Look for "поскорее" in each line of the entries, and return the matching lines.
━━━━━━━━
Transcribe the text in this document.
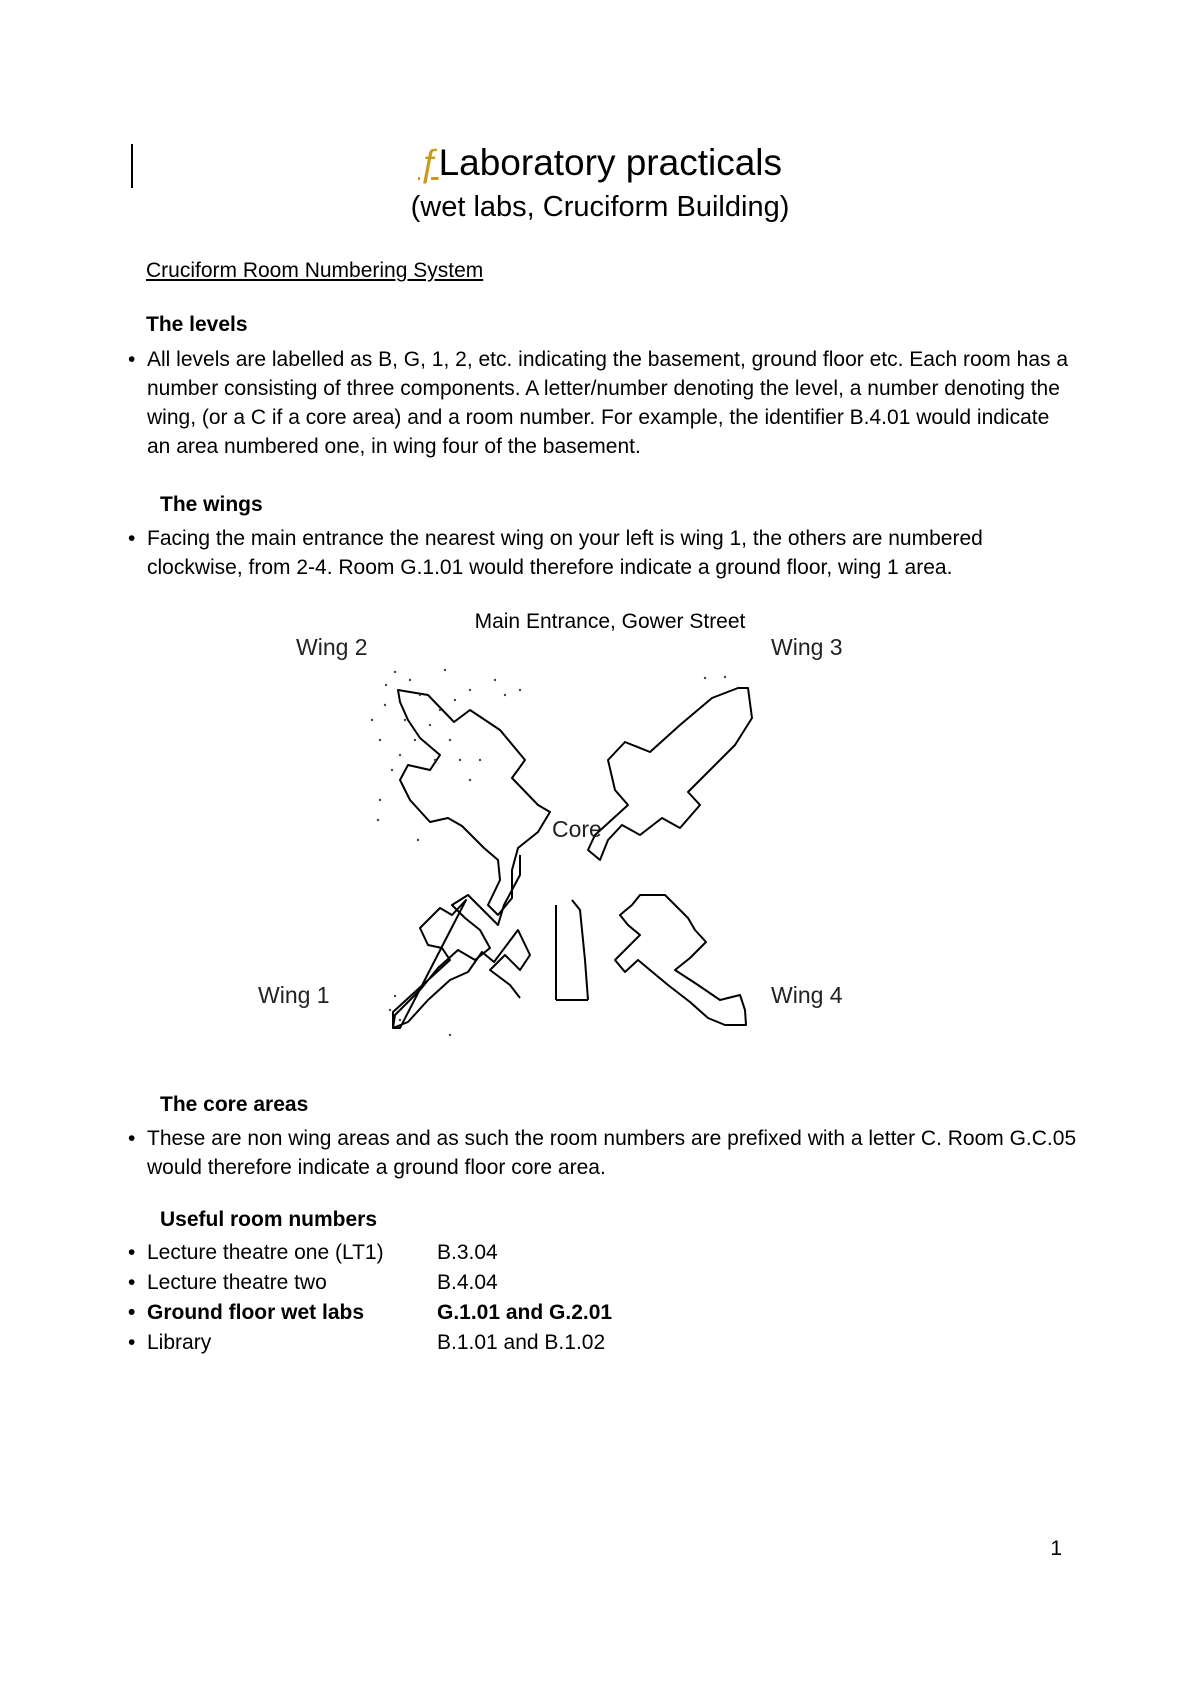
ƒLaboratory practicals
(wet labs, Cruciform Building)
Cruciform Room Numbering System
The levels
• All levels are labelled as B, G, 1, 2, etc. indicating the basement, ground floor etc. Each room has a number consisting of three components. A letter/number denoting the level, a number denoting the wing, (or a C if a core area) and a room number. For example, the identifier B.4.01 would indicate an area numbered one, in wing four of the basement.
The wings
• Facing the main entrance the nearest wing on your left is wing 1, the others are numbered clockwise, from 2-4. Room G.1.01 would therefore indicate a ground floor, wing 1 area.
Main Entrance, Gower Street
Wing 2	Wing 3
Wing 1	Wing 4
Core
The core areas
• These are non wing areas and as such the room numbers are prefixed with a letter C. Room G.C.05 would therefore indicate a ground floor core area.
Useful room numbers
• Lecture theatre one (LT1)	B.3.04
• Lecture theatre two	B.4.04
• Ground floor wet labs	G.1.01 and G.2.01
• Library	B.1.01 and B.1.02
1
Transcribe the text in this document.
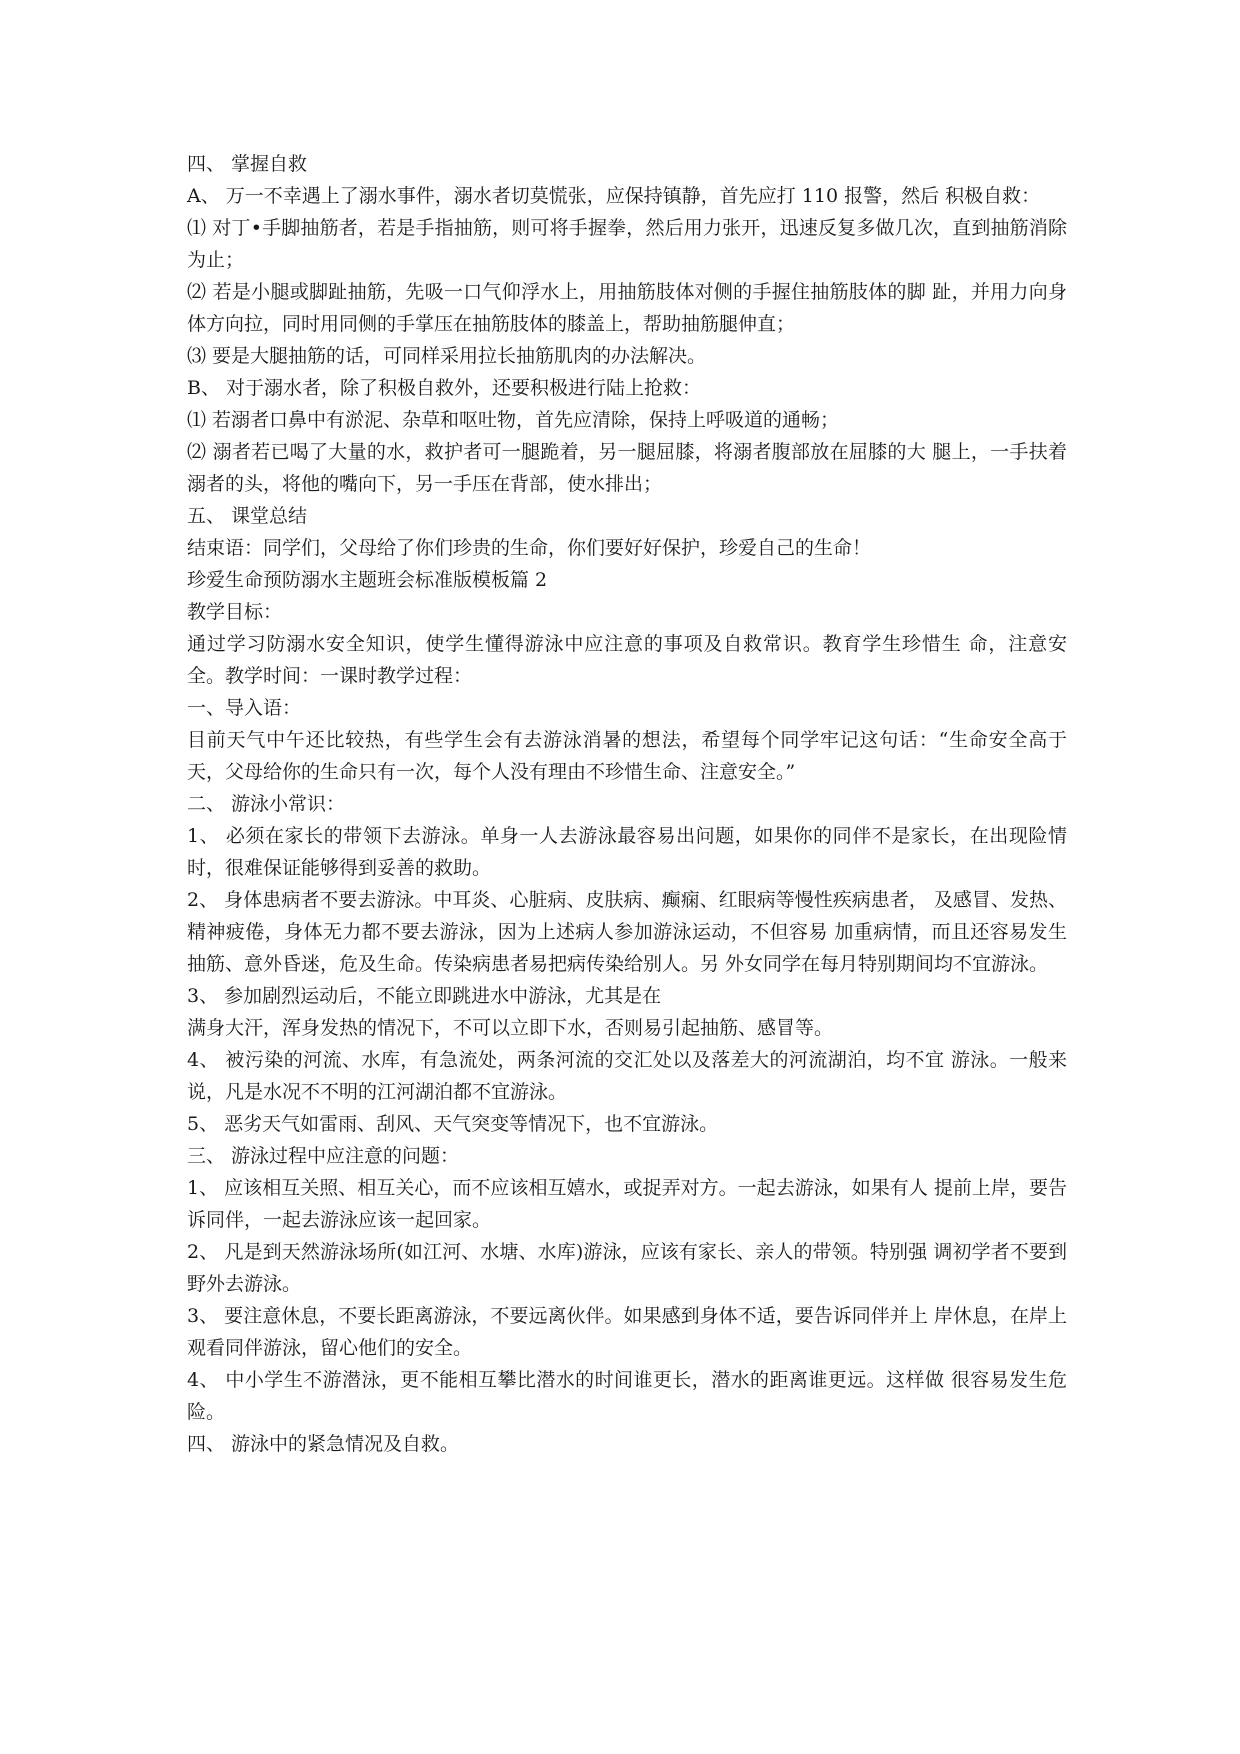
四、 掌握自救

A、 万一不幸遇上了溺水事件，溺水者切莫慌张，应保持镇静，首先应打 110 报警，然后 积极自救：

⑴ 对丁•手脚抽筋者，若是手指抽筋，则可将手握拳，然后用力张开，迅速反复多做几次，直到抽筋消除为止；

⑵ 若是小腿或脚趾抽筋，先吸一口气仰浮水上，用抽筋肢体对侧的手握住抽筋肢体的脚 趾，并用力向身体方向拉，同时用同侧的手掌压在抽筋肢体的膝盖上，帮助抽筋腿伸直；

⑶ 要是大腿抽筋的话，可同样采用拉长抽筋肌肉的办法解决。

B、 对于溺水者，除了积极自救外，还要积极进行陆上抢救：

⑴ 若溺者口鼻中有淤泥、杂草和呕吐物，首先应清除，保持上呼吸道的通畅；

⑵ 溺者若已喝了大量的水，救护者可一腿跪着，另一腿屈膝，将溺者腹部放在屈膝的大 腿上，一手扶着溺者的头，将他的嘴向下，另一手压在背部，使水排出；

五、 课堂总结

结束语：同学们，父母给了你们珍贵的生命，你们要好好保护，珍爱自己的生命！

珍爱生命预防溺水主题班会标准版模板篇 2

教学目标：

通过学习防溺水安全知识，使学生懂得游泳中应注意的事项及自救常识。教育学生珍惜生 命，注意安全。教学时间：一课时教学过程：

一、导入语：

目前天气中午还比较热，有些学生会有去游泳消暑的想法，希望每个同学牢记这句话：“生命安全高于天，父母给你的生命只有一次，每个人没有理由不珍惜生命、注意安全。”

二、 游泳小常识：

1、 必须在家长的带领下去游泳。单身一人去游泳最容易出问题，如果你的同伴不是家长，在出现险情时，很难保证能够得到妥善的救助。

2、 身体患病者不要去游泳。中耳炎、心脏病、皮肤病、癫痫、红眼病等慢性疾病患者， 及感冒、发热、精神疲倦，身体无力都不要去游泳，因为上述病人参加游泳运动，不但容易 加重病情，而且还容易发生抽筋、意外昏迷，危及生命。传染病患者易把病传染给别人。另 外女同学在每月特别期间均不宜游泳。

3、 参加剧烈运动后，不能立即跳进水中游泳，尤其是在

满身大汗，浑身发热的情况下，不可以立即下水，否则易引起抽筋、感冒等。

4、 被污染的河流、水库，有急流处，两条河流的交汇处以及落差大的河流湖泊，均不宜 游泳。一般来说，凡是水况不不明的江河湖泊都不宜游泳。

5、 恶劣天气如雷雨、刮风、天气突变等情况下，也不宜游泳。

三、 游泳过程中应注意的问题：

1、 应该相互关照、相互关心，而不应该相互嬉水，或捉弄对方。一起去游泳，如果有人 提前上岸，要告诉同伴，一起去游泳应该一起回家。

2、 凡是到天然游泳场所(如江河、水塘、水库)游泳，应该有家长、亲人的带领。特别强 调初学者不要到野外去游泳。

3、 要注意休息，不要长距离游泳，不要远离伙伴。如果感到身体不适，要告诉同伴并上 岸休息，在岸上观看同伴游泳，留心他们的安全。

4、 中小学生不游潜泳，更不能相互攀比潜水的时间谁更长，潜水的距离谁更远。这样做 很容易发生危险。

四、 游泳中的紧急情况及自救。
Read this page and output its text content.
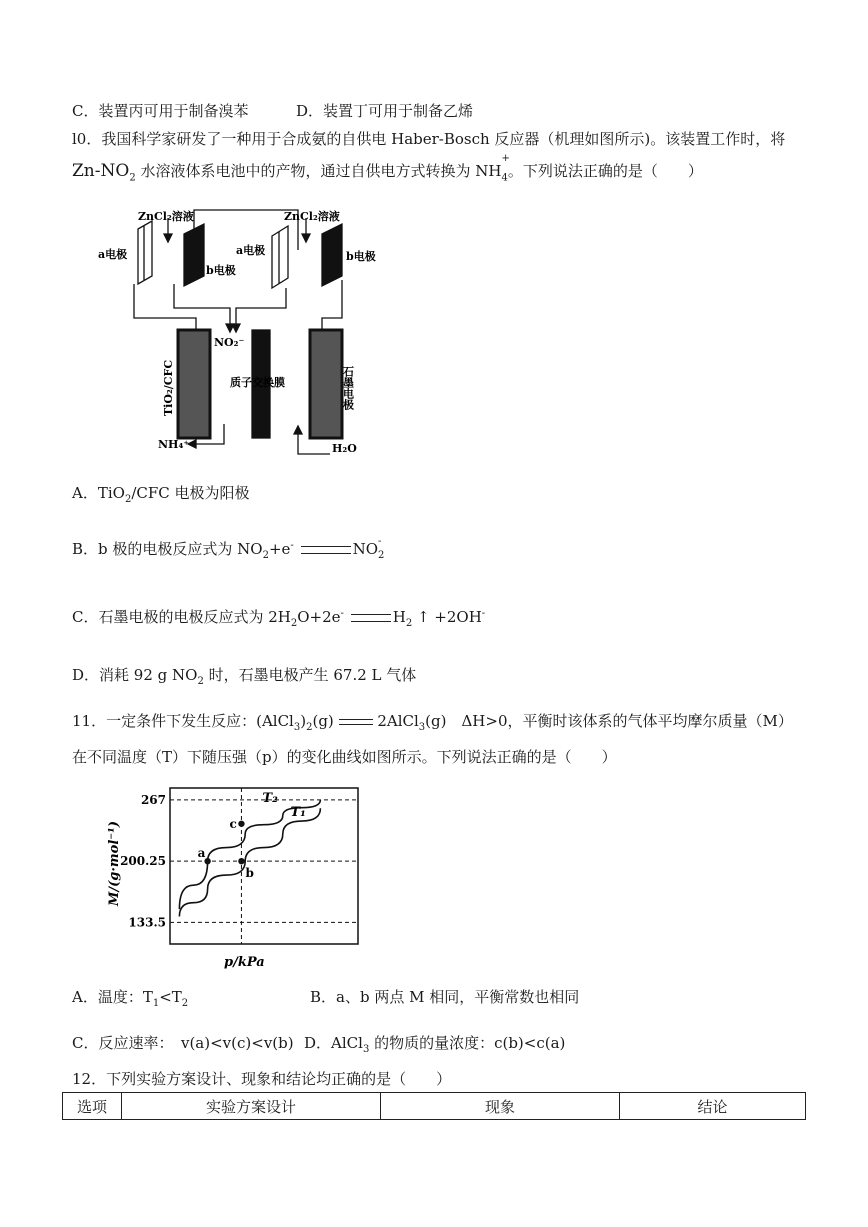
C．装置丙可用于制备溴苯	D．装置丁可用于制备乙烯
l0．我国科学家研发了一种用于合成氨的自供电 Haber-Bosch 反应器（机理如图所示)。该装置工作时，将
$Zn-NO_2$ 水溶液体系电池中的产物，通过自供电方式转换为 NH
+
$_4$。下列说法正确的是（　　）
ZnCl₂溶液	ZnCl₂溶液
a电极
b电极
a电极	b电极
NO₂⁻
质子交换膜
TiO₂/CFC	石墨电极
NH₄⁺	H₂O
A．TiO$_2$/CFC 电极为阳极
B．b 极的电极反应式为 $NO_2+e^-$	$NO_{2 -}$
C．石墨电极的电极反应式为 $2H_2O+2e^-$	$H_2$ ↑ +2OH-
D．消耗 92 g $NO_2$ 时，石墨电极产生 67.2 L 气体
11．一定条件下发生反应：$(AlCl_3)_2(g)$	2AlCl$_3$(g)　ΔH>0，平衡时该体系的气体平均摩尔质量（M）
在不同温度（T）下随压强（p）的变化曲线如图所示。下列说法正确的是（　　）
267
200.25
133.5
T₂
T₁
a
c
b
M/(g·mol⁻¹)
p/kPa
A．温度：$T_1<T_2$	B．a、b 两点 M 相同，平衡常数也相同
C．反应速率：　v(a)<v(c)<v(b) D．AlCl$_3$ 的物质的量浓度：c(b)<c(a)
12．下列实验方案设计、现象和结论均正确的是（　　）
选项	实验方案设计	现象	结论
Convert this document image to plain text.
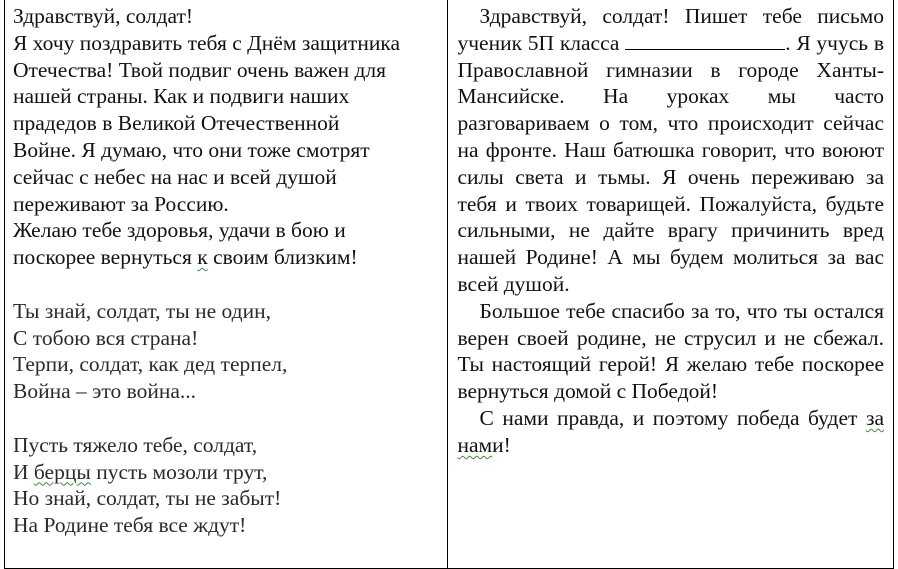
Здравствуй, солдат!
Я хочу поздравить тебя с Днём защитника
Отечества! Твой подвиг очень важен для
нашей страны. Как и подвиги наших
прадедов в Великой Отечественной
Войне. Я думаю, что они тоже смотрят
сейчас с небес на нас и всей душой
переживают за Россию.
Желаю тебе здоровья, удачи в бою и
поскорее вернуться к своим близким!
Ты знай, солдат, ты не один,
С тобою вся страна!
Терпи, солдат, как дед терпел,
Война – это война...
Пусть тяжело тебе, солдат,
И берцы пусть мозоли трут,
Но знай, солдат, ты не забыт!
На Родине тебя все ждут!

Здравствуй, солдат! Пишет тебе письмо ученик 5П класса	. Я учусь в Православной гимназии в городе Ханты-Мансийске. На уроках мы часто разговариваем о том, что происходит сейчас на фронте. Наш батюшка говорит, что воюют силы света и тьмы. Я очень переживаю за тебя и твоих товарищей. Пожалуйста, будьте сильными, не дайте врагу причинить вред нашей Родине! А мы будем молиться за вас всей душой.

Большое тебе спасибо за то, что ты остался верен своей родине, не струсил и не сбежал. Ты настоящий герой! Я желаю тебе поскорее вернуться домой с Победой!

С нами правда, и поэтому победа будет за нами!
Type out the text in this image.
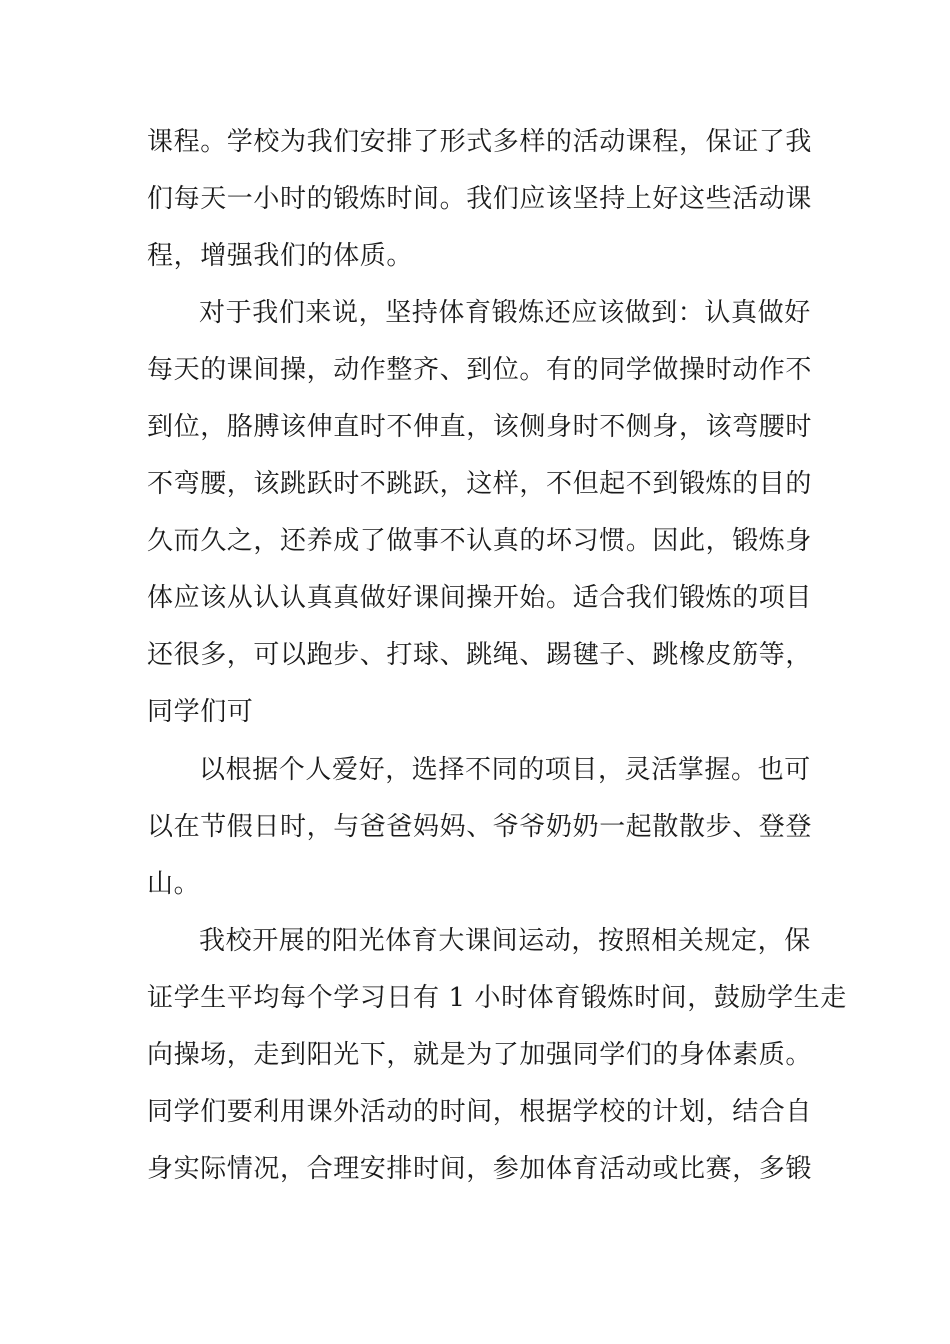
课程。学校为我们安排了形式多样的活动课程，保证了我
们每天一小时的锻炼时间。我们应该坚持上好这些活动课
程，增强我们的体质。
对于我们来说，坚持体育锻炼还应该做到：认真做好
每天的课间操，动作整齐、到位。有的同学做操时动作不
到位，胳膊该伸直时不伸直，该侧身时不侧身，该弯腰时
不弯腰，该跳跃时不跳跃，这样，不但起不到锻炼的目的
久而久之，还养成了做事不认真的坏习惯。因此，锻炼身
体应该从认认真真做好课间操开始。适合我们锻炼的项目
还很多，可以跑步、打球、跳绳、踢毽子、跳橡皮筋等，
同学们可
以根据个人爱好，选择不同的项目，灵活掌握。也可
以在节假日时，与爸爸妈妈、爷爷奶奶一起散散步、登登
山。
我校开展的阳光体育大课间运动，按照相关规定，保
证学生平均每个学习日有 1 小时体育锻炼时间，鼓励学生走
向操场，走到阳光下，就是为了加强同学们的身体素质。
同学们要利用课外活动的时间，根据学校的计划，结合自
身实际情况，合理安排时间，参加体育活动或比赛，多锻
━━━━━━━━
REPLY TO THE TASK:
поскорее вернуться к своим близким!
Большое тебе спасибо за то, что ты остался верен своей родине, не струсил и не сбежал. Ты настоящий герой! Я желаю тебе поскорее вернуться домой с Победой!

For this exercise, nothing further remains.